Say how many lines contain "Petroleum", using only the number.

[Available data start]

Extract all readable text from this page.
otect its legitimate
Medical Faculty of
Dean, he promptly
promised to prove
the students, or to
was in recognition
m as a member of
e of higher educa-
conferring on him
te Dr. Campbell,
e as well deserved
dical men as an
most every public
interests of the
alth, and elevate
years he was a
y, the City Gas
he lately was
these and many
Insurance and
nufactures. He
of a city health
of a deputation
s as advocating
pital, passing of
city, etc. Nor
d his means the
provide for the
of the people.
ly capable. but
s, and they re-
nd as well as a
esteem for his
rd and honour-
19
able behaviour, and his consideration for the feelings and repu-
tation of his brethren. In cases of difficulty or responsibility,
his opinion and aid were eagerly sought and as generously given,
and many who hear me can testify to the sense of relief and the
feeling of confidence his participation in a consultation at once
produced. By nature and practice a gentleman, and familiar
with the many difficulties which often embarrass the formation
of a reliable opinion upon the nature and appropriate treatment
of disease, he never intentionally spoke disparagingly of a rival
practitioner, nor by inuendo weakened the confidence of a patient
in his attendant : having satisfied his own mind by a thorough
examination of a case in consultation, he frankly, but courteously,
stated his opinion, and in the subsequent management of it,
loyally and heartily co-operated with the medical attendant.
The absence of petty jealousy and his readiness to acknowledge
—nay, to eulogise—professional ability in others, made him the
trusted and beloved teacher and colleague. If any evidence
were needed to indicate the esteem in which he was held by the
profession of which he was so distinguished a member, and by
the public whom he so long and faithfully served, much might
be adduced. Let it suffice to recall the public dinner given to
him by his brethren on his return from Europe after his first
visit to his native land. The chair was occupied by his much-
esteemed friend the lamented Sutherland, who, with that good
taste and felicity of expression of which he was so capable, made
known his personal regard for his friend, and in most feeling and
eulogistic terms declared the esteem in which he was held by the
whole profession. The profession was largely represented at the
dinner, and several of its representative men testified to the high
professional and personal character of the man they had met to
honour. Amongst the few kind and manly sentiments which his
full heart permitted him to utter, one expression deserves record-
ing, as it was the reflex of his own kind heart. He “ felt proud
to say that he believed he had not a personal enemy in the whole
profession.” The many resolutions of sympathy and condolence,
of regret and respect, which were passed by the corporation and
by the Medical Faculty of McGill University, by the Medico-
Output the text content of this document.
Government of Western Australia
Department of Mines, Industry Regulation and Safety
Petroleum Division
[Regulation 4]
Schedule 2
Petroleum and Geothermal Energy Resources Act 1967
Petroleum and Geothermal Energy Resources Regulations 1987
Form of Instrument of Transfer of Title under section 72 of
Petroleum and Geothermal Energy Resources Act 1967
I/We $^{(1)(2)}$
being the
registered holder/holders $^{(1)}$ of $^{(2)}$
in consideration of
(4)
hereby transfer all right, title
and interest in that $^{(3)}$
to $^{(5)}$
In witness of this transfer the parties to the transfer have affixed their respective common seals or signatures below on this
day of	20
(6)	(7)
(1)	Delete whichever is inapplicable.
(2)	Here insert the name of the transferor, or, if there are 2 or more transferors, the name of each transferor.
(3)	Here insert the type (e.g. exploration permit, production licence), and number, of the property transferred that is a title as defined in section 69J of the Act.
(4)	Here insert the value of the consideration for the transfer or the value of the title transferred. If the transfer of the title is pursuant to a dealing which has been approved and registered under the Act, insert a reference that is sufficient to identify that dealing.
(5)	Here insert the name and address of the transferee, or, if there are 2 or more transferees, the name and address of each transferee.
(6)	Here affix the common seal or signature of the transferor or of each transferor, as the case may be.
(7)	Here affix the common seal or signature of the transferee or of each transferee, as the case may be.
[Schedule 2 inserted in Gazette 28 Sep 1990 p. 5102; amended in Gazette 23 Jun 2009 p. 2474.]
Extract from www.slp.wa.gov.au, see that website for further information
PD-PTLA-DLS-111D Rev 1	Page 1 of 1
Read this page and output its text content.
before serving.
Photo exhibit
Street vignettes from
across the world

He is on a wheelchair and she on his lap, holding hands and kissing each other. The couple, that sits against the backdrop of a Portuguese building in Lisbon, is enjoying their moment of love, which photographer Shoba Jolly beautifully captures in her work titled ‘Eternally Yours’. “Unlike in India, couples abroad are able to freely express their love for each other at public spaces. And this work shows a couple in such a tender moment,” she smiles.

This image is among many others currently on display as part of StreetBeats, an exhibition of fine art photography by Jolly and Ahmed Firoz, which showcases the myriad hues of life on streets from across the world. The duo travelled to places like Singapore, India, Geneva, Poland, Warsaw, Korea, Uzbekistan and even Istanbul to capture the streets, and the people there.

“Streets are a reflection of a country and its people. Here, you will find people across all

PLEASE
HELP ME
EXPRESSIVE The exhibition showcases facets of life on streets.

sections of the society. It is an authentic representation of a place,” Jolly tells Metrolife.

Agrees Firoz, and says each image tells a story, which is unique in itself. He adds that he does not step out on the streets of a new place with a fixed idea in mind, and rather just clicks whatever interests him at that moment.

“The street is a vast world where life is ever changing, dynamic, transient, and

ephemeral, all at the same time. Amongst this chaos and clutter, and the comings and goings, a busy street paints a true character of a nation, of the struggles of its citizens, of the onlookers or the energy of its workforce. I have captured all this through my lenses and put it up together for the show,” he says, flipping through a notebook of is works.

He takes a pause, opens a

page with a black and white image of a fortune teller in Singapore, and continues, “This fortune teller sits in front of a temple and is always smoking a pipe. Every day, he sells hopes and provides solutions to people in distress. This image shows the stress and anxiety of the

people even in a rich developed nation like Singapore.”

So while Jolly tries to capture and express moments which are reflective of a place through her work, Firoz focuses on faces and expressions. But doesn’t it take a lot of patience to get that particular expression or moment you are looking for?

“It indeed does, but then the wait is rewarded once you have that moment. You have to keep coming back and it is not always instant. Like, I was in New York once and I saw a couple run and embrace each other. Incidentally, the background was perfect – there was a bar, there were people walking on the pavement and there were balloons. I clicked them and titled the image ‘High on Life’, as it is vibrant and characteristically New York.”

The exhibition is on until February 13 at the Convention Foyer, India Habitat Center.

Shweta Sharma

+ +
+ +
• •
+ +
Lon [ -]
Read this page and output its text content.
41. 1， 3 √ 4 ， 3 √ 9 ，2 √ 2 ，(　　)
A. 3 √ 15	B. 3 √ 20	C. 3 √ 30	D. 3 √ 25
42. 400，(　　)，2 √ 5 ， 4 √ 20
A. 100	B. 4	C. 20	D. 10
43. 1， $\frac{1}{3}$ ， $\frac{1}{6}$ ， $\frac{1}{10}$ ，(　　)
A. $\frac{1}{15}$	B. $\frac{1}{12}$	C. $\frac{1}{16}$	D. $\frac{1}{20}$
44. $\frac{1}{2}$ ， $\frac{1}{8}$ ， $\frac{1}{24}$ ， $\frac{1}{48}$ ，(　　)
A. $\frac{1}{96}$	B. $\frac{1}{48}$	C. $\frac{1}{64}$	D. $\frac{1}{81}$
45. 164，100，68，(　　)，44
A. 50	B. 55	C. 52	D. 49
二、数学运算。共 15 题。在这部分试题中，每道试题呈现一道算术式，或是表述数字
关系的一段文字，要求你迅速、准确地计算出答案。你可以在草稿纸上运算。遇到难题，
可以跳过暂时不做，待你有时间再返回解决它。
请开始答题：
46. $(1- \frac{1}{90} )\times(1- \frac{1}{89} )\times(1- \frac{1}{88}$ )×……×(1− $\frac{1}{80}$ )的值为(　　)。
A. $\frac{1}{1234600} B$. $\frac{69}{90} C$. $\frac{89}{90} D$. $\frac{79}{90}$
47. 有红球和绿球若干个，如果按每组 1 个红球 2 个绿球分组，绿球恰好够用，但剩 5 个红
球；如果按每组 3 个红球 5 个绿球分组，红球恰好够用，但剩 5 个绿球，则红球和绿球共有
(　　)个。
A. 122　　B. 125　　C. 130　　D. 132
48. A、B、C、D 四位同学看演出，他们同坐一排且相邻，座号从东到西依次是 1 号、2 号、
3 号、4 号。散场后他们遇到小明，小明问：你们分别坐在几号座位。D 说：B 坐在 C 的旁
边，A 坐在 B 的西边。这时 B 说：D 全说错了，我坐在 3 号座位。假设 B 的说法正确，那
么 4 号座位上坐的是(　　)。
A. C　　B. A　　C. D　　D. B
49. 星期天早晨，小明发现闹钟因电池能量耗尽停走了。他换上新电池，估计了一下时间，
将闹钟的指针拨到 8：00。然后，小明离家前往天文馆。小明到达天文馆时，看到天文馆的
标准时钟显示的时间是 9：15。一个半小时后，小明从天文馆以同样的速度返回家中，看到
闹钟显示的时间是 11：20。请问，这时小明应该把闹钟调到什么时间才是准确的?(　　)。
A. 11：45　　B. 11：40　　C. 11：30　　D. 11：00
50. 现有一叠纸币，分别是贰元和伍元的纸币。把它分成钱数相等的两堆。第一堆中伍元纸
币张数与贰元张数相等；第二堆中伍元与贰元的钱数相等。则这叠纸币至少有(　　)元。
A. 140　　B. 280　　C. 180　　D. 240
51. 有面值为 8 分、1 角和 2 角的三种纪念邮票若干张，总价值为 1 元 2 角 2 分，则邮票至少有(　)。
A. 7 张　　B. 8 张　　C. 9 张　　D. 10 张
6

[Available data end]

Response:
4